#### PROVIDED RECORDS:

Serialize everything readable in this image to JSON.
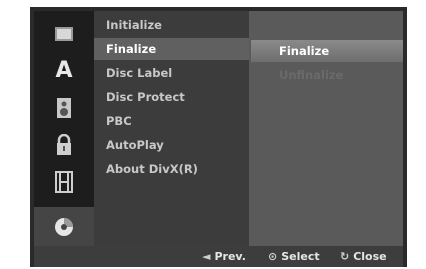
{
  "sidebar": {
    "icons": [
      {
        "name": "disc-settings-icon"
      },
      {
        "name": "language-icon",
        "glyph": "A"
      },
      {
        "name": "audio-speaker-icon"
      },
      {
        "name": "lock-icon"
      },
      {
        "name": "recording-film-icon"
      },
      {
        "name": "disc-icon"
      }
    ]
  },
  "menu": {
    "items": [
      {
        "label": "Initialize"
      },
      {
        "label": "Finalize"
      },
      {
        "label": "Disc Label"
      },
      {
        "label": "Disc Protect"
      },
      {
        "label": "PBC"
      },
      {
        "label": "AutoPlay"
      },
      {
        "label": "About DivX(R)"
      }
    ],
    "selected": "Finalize"
  },
  "submenu": {
    "items": [
      {
        "label": "Finalize",
        "state": "selected"
      },
      {
        "label": "Unfinalize",
        "state": "disabled"
      }
    ]
  },
  "footer": {
    "prev": {
      "glyph": "◄",
      "label": "Prev."
    },
    "select": {
      "glyph": "⊙",
      "label": "Select"
    },
    "close": {
      "glyph": "↻",
      "label": "Close"
    }
  },
  "colors": {
    "background": "#2a2a2a",
    "menu_selected": "#606060",
    "submenu": "#5a5a5a",
    "disabled_text": "#6a6a6a"
  }
}
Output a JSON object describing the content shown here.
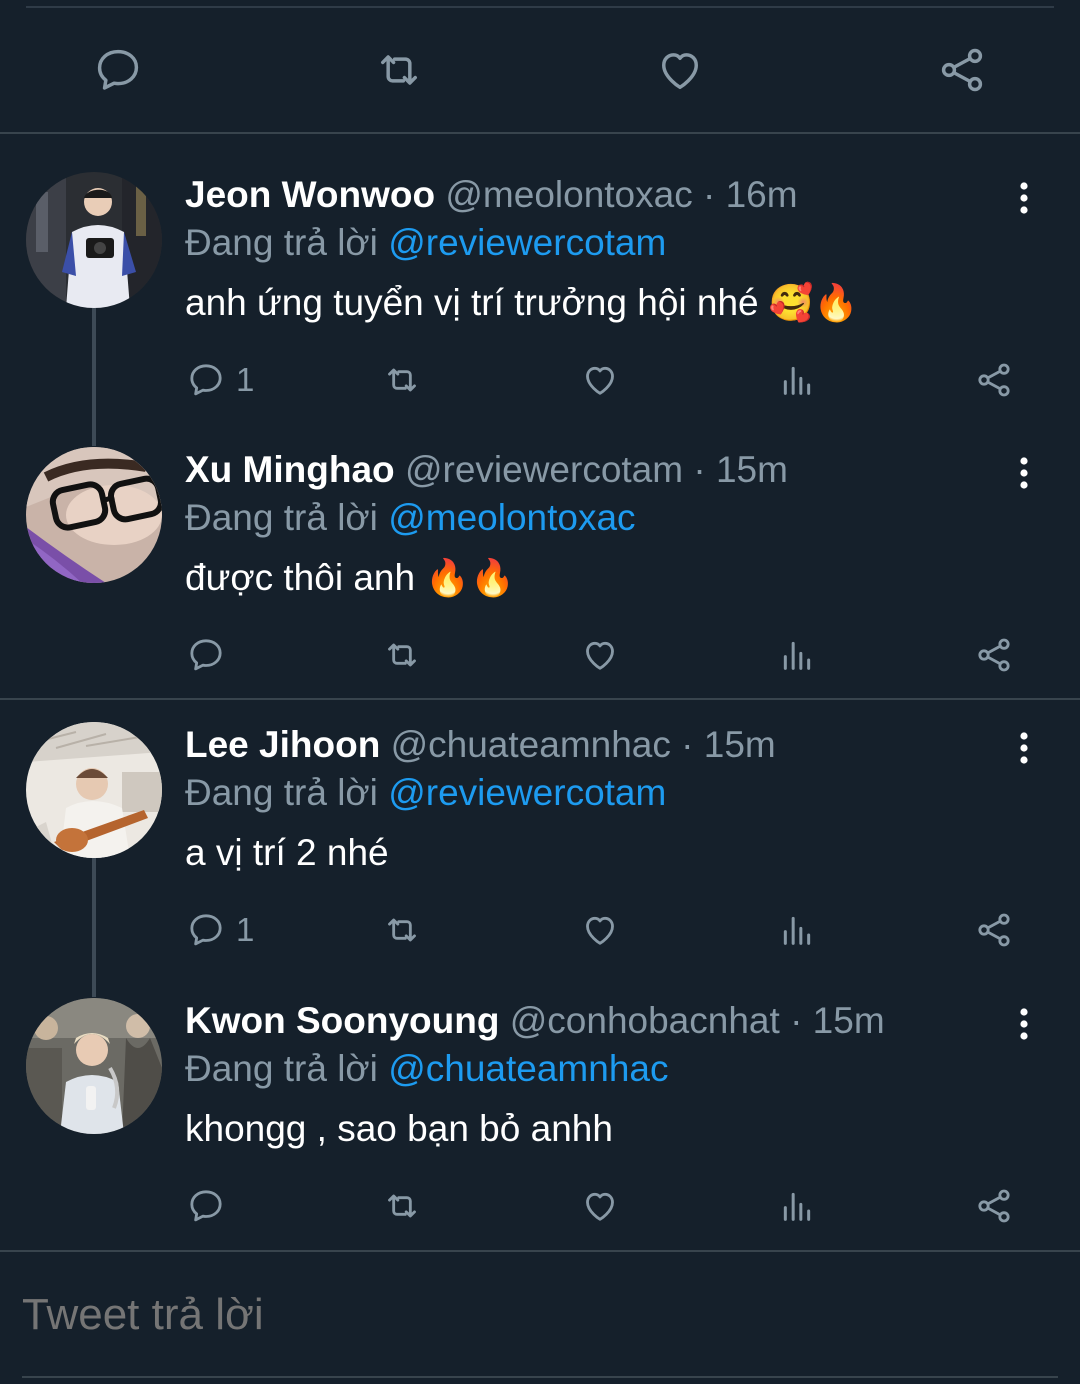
{
  "colors": {
    "background": "#15202b",
    "divider": "#38444d",
    "muted_text": "#8899a6",
    "mention": "#1d9bf0",
    "icon": "#8899a6"
  },
  "main_actions": {
    "icons": [
      "reply-icon",
      "retweet-icon",
      "like-icon",
      "share-icon"
    ]
  },
  "tweets": [
    {
      "name": "Jeon Wonwoo",
      "handle": "@meolontoxac",
      "dot": "·",
      "time": "16m",
      "replying_prefix": "Đang trả lời",
      "replying_to": "@reviewercotam",
      "text": "anh ứng tuyển vị trí trưởng hội nhé",
      "emojis": [
        "🥰",
        "🔥"
      ],
      "reply_count": "1",
      "avatar_icon": "person-photo-icon"
    },
    {
      "name": "Xu Minghao",
      "handle": "@reviewercotam",
      "dot": "·",
      "time": "15m",
      "replying_prefix": "Đang trả lời",
      "replying_to": "@meolontoxac",
      "text": "được thôi anh",
      "emojis": [
        "🔥",
        "🔥"
      ],
      "reply_count": "",
      "avatar_icon": "glasses-photo-icon"
    },
    {
      "name": "Lee Jihoon",
      "handle": "@chuateamnhac",
      "dot": "·",
      "time": "15m",
      "replying_prefix": "Đang trả lời",
      "replying_to": "@reviewercotam",
      "text": "a vị trí 2 nhé",
      "emojis": [],
      "reply_count": "1",
      "avatar_icon": "guitar-photo-icon"
    },
    {
      "name": "Kwon Soonyoung",
      "handle": "@conhobacnhat",
      "dot": "·",
      "time": "15m",
      "replying_prefix": "Đang trả lời",
      "replying_to": "@chuateamnhac",
      "text": "khongg , sao bạn bỏ anhh",
      "emojis": [],
      "reply_count": "",
      "avatar_icon": "crowd-photo-icon"
    }
  ],
  "reply_box": {
    "placeholder": "Tweet trả lời"
  }
}
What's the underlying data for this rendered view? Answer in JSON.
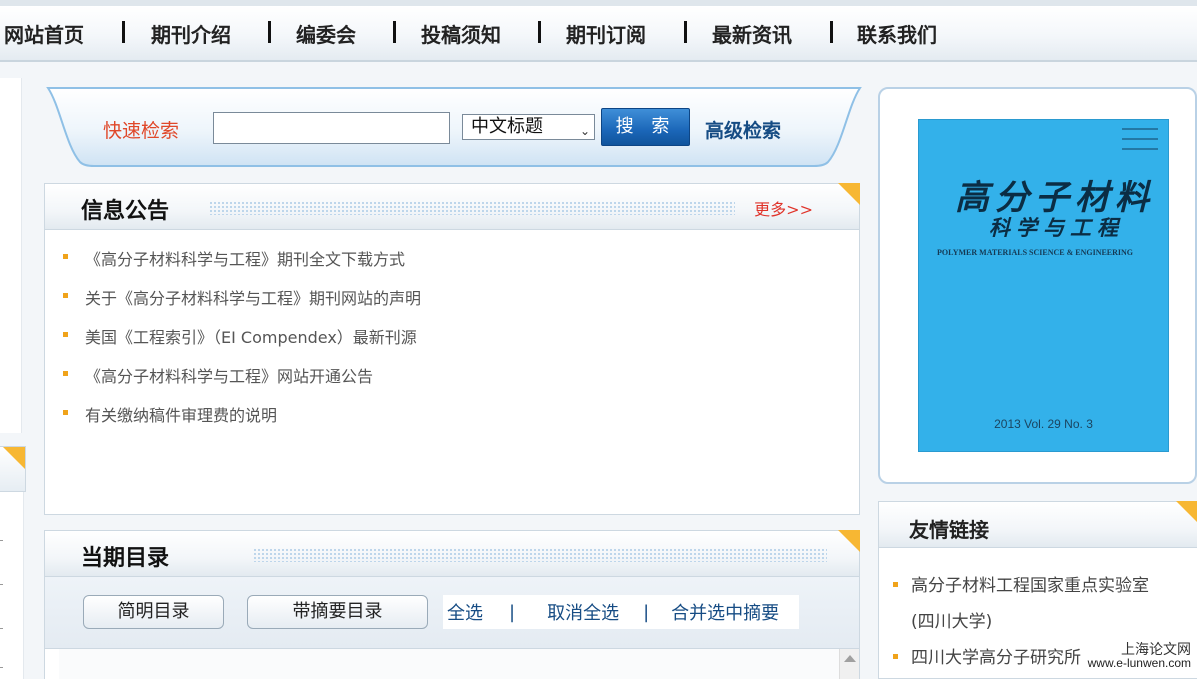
{
  "nav": {
    "items": [
      {
        "label": "网站首页"
      },
      {
        "label": "期刊介绍"
      },
      {
        "label": "编委会"
      },
      {
        "label": "投稿须知"
      },
      {
        "label": "期刊订阅"
      },
      {
        "label": "最新资讯"
      },
      {
        "label": "联系我们"
      }
    ]
  },
  "search": {
    "label": "快速检索",
    "input_value": "",
    "select_value": "中文标题",
    "button_label": "搜 索",
    "advanced_label": "高级检索"
  },
  "notices": {
    "title": "信息公告",
    "more_label": "更多>>",
    "items": [
      "《高分子材料科学与工程》期刊全文下载方式",
      "关于《高分子材料科学与工程》期刊网站的声明",
      "美国《工程索引》（EI Compendex）最新刊源",
      "《高分子材料科学与工程》网站开通公告",
      "有关缴纳稿件审理费的说明"
    ]
  },
  "toc": {
    "title": "当期目录",
    "brief_button": "简明目录",
    "abstract_button": "带摘要目录",
    "select_all": "全选",
    "deselect_all": "取消全选",
    "merge_abstracts": "合并选中摘要",
    "separator": "|"
  },
  "cover": {
    "title_cn": "高分子材料",
    "subtitle_cn": "科学与工程",
    "title_en": "POLYMER MATERIALS SCIENCE & ENGINEERING",
    "issue": "2013 Vol. 29 No. 3"
  },
  "links": {
    "title": "友情链接",
    "items": [
      "高分子材料工程国家重点实验室(四川大学)",
      "四川大学高分子研究所"
    ]
  },
  "watermark": {
    "line1": "上海论文网",
    "line2": "www.e-lunwen.com"
  },
  "colors": {
    "accent_orange": "#f7b733",
    "link_blue": "#164c84",
    "search_label_red": "#e0482a",
    "cover_blue": "#33b1ea"
  }
}
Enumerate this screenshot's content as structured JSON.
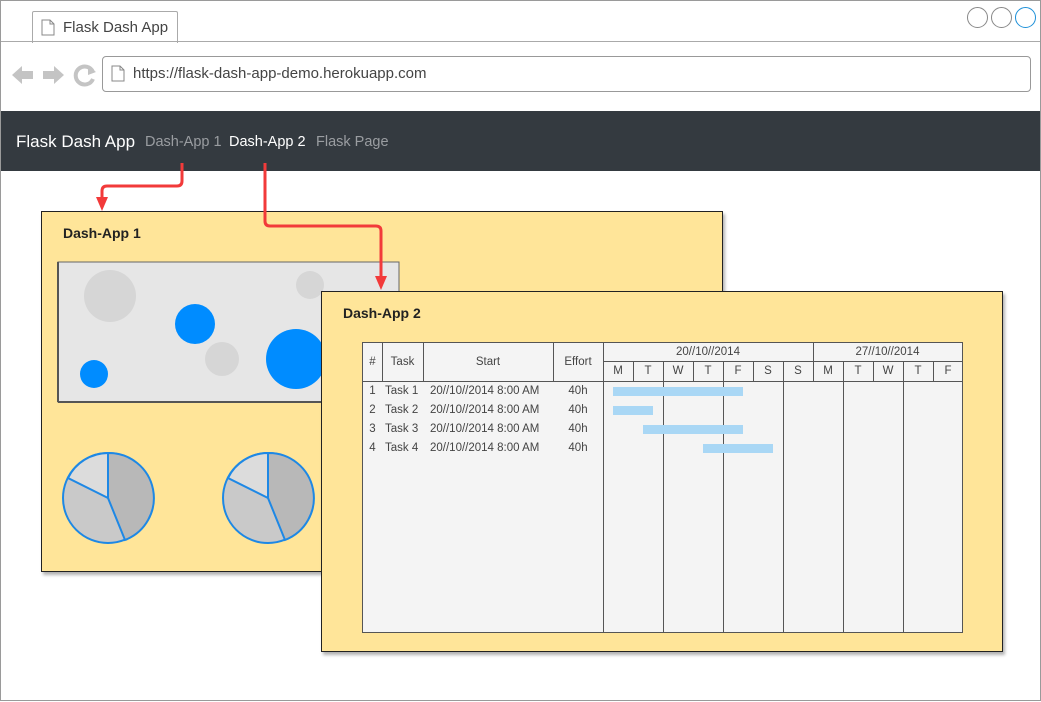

#### EXERCISE REQUIREMENTS:
Output the lines above in full and exactly as given, omitting any pictures.

#### PROBLEM SOLUTION:
Serialize everything readable in this image to JSON.
{
  "sidebar": {
    "icons": [
      {
        "name": "disc-settings-icon"
      },
      {
        "name": "language-icon",
        "glyph": "A"
      },
      {
        "name": "audio-speaker-icon"
      },
      {
        "name": "lock-icon"
      },
      {
        "name": "recording-film-icon"
      },
      {
        "name": "disc-icon"
      }
    ]
  },
  "menu": {
    "items": [
      {
        "label": "Initialize"
      },
      {
        "label": "Finalize"
      },
      {
        "label": "Disc Label"
      },
      {
        "label": "Disc Protect"
      },
      {
        "label": "PBC"
      },
      {
        "label": "AutoPlay"
      },
      {
        "label": "About DivX(R)"
      }
    ],
    "selected": "Finalize"
  },
  "submenu": {
    "items": [
      {
        "label": "Finalize",
        "state": "selected"
      },
      {
        "label": "Unfinalize",
        "state": "disabled"
      }
    ]
  },
  "footer": {
    "prev": {
      "glyph": "◄",
      "label": "Prev."
    },
    "select": {
      "glyph": "⊙",
      "label": "Select"
    },
    "close": {
      "glyph": "↻",
      "label": "Close"
    }
  },
  "colors": {
    "background": "#2a2a2a",
    "menu_selected": "#606060",
    "submenu": "#5a5a5a",
    "disabled_text": "#6a6a6a"
  }
}
Output a JSON object describing the content shown here.
{
  "colors": {
    "background": "#15202b",
    "divider": "#38444d",
    "muted_text": "#8899a6",
    "mention": "#1d9bf0",
    "icon": "#8899a6"
  },
  "main_actions": {
    "icons": [
      "reply-icon",
      "retweet-icon",
      "like-icon",
      "share-icon"
    ]
  },
  "tweets": [
    {
      "name": "Jeon Wonwoo",
      "handle": "@meolontoxac",
      "dot": "·",
      "time": "16m",
      "replying_prefix": "Đang trả lời",
      "replying_to": "@reviewercotam",
      "text": "anh ứng tuyển vị trí trưởng hội nhé",
      "emojis": [
        "🥰",
        "🔥"
      ],
      "reply_count": "1",
      "avatar_icon": "person-photo-icon"
    },
    {
      "name": "Xu Minghao",
      "handle": "@reviewercotam",
      "dot": "·",
      "time": "15m",
      "replying_prefix": "Đang trả lời",
      "replying_to": "@meolontoxac",
      "text": "được thôi anh",
      "emojis": [
        "🔥",
        "🔥"
      ],
      "reply_count": "",
      "avatar_icon": "glasses-photo-icon"
    },
    {
      "name": "Lee Jihoon",
      "handle": "@chuateamnhac",
      "dot": "·",
      "time": "15m",
      "replying_prefix": "Đang trả lời",
      "replying_to": "@reviewercotam",
      "text": "a vị trí 2 nhé",
      "emojis": [],
      "reply_count": "1",
      "avatar_icon": "guitar-photo-icon"
    },
    {
      "name": "Kwon Soonyoung",
      "handle": "@conhobacnhat",
      "dot": "·",
      "time": "15m",
      "replying_prefix": "Đang trả lời",
      "replying_to": "@chuateamnhac",
      "text": "khongg , sao bạn bỏ anhh",
      "emojis": [],
      "reply_count": "",
      "avatar_icon": "crowd-photo-icon"
    }
  ],
  "reply_box": {
    "placeholder": "Tweet trả lời"
  }
}
What's the underlying data for this rendered view? Answer in JSON.
{
  "nav": {
    "items": [
      {
        "label": "网站首页"
      },
      {
        "label": "期刊介绍"
      },
      {
        "label": "编委会"
      },
      {
        "label": "投稿须知"
      },
      {
        "label": "期刊订阅"
      },
      {
        "label": "最新资讯"
      },
      {
        "label": "联系我们"
      }
    ]
  },
  "search": {
    "label": "快速检索",
    "input_value": "",
    "select_value": "中文标题",
    "button_label": "搜 索",
    "advanced_label": "高级检索"
  },
  "notices": {
    "title": "信息公告",
    "more_label": "更多>>",
    "items": [
      "《高分子材料科学与工程》期刊全文下载方式",
      "关于《高分子材料科学与工程》期刊网站的声明",
      "美国《工程索引》（EI Compendex）最新刊源",
      "《高分子材料科学与工程》网站开通公告",
      "有关缴纳稿件审理费的说明"
    ]
  },
  "toc": {
    "title": "当期目录",
    "brief_button": "简明目录",
    "abstract_button": "带摘要目录",
    "select_all": "全选",
    "deselect_all": "取消全选",
    "merge_abstracts": "合并选中摘要",
    "separator": "|"
  },
  "cover": {
    "title_cn": "高分子材料",
    "subtitle_cn": "科学与工程",
    "title_en": "POLYMER MATERIALS SCIENCE & ENGINEERING",
    "issue": "2013 Vol. 29 No. 3"
  },
  "links": {
    "title": "友情链接",
    "items": [
      "高分子材料工程国家重点实验室(四川大学)",
      "四川大学高分子研究所"
    ]
  },
  "watermark": {
    "line1": "上海论文网",
    "line2": "www.e-lunwen.com"
  },
  "colors": {
    "accent_orange": "#f7b733",
    "link_blue": "#164c84",
    "search_label_red": "#e0482a",
    "cover_blue": "#33b1ea"
  }
}
Enumerate this screenshot's content as structured JSON.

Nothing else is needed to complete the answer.